TASK TO CARRY OUT:
Output only the lines from the one holding "Type out the text in this image." to the end of the data below, please, copied exactly.

============================================================

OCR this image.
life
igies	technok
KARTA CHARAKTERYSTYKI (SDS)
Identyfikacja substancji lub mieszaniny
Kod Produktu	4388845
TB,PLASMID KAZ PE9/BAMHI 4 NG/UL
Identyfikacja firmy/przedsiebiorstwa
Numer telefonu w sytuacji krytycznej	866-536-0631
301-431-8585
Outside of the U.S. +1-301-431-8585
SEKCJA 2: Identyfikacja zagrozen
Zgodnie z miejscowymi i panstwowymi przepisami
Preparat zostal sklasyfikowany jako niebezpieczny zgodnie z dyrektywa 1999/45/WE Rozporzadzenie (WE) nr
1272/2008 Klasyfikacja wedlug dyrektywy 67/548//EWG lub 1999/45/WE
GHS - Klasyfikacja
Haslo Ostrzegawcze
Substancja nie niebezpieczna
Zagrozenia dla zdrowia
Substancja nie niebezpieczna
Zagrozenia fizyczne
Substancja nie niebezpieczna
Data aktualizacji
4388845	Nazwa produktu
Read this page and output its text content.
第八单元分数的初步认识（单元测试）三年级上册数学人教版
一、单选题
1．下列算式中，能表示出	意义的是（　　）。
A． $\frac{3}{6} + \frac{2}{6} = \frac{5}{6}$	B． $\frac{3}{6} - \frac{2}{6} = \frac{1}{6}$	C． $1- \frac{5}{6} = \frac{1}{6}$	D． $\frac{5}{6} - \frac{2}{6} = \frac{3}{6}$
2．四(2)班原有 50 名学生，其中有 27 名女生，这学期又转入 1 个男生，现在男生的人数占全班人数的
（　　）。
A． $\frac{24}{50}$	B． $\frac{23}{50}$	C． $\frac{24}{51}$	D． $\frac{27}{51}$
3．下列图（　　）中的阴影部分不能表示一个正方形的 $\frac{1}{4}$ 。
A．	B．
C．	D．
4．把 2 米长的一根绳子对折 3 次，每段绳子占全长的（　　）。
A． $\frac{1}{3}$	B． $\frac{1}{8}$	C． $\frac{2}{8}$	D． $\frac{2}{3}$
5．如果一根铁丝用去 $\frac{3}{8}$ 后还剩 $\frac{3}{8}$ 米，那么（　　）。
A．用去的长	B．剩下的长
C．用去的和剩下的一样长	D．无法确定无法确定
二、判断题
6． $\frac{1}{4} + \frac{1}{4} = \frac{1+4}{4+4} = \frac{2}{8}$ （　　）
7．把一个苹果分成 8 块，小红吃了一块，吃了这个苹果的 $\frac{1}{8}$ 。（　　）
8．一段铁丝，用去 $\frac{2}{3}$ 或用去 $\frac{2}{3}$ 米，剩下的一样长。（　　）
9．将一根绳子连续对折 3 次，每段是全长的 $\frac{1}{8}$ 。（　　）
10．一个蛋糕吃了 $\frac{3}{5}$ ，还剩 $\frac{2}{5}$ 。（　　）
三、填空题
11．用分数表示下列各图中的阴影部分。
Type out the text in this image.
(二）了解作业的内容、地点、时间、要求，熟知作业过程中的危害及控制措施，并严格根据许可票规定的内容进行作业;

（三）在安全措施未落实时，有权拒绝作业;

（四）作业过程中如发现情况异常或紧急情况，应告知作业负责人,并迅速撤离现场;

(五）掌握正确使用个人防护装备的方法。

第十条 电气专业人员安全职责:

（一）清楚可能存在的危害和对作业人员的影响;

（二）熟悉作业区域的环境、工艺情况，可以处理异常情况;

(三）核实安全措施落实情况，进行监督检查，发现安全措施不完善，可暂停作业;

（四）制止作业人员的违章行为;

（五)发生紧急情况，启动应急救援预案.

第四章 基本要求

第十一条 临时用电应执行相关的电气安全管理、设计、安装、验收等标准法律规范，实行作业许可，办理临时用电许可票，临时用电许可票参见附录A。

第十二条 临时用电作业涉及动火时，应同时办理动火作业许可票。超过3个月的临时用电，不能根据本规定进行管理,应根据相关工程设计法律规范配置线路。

============================================================

SOLUTION TO THIS TASK:
Type out the text in this image.
(二）了解作业的内容、地点、时间、要求，熟知作业过程中的危害及控制措施，并严格根据许可票规定的内容进行作业;

（三）在安全措施未落实时，有权拒绝作业;

（四）作业过程中如发现情况异常或紧急情况，应告知作业负责人,并迅速撤离现场;

(五）掌握正确使用个人防护装备的方法。

第十条 电气专业人员安全职责:

（一）清楚可能存在的危害和对作业人员的影响;

（二）熟悉作业区域的环境、工艺情况，可以处理异常情况;

(三）核实安全措施落实情况，进行监督检查，发现安全措施不完善，可暂停作业;

（四）制止作业人员的违章行为;

（五)发生紧急情况，启动应急救援预案.

第四章 基本要求

第十一条 临时用电应执行相关的电气安全管理、设计、安装、验收等标准法律规范，实行作业许可，办理临时用电许可票，临时用电许可票参见附录A。

第十二条 临时用电作业涉及动火时，应同时办理动火作业许可票。超过3个月的临时用电，不能根据本规定进行管理,应根据相关工程设计法律规范配置线路。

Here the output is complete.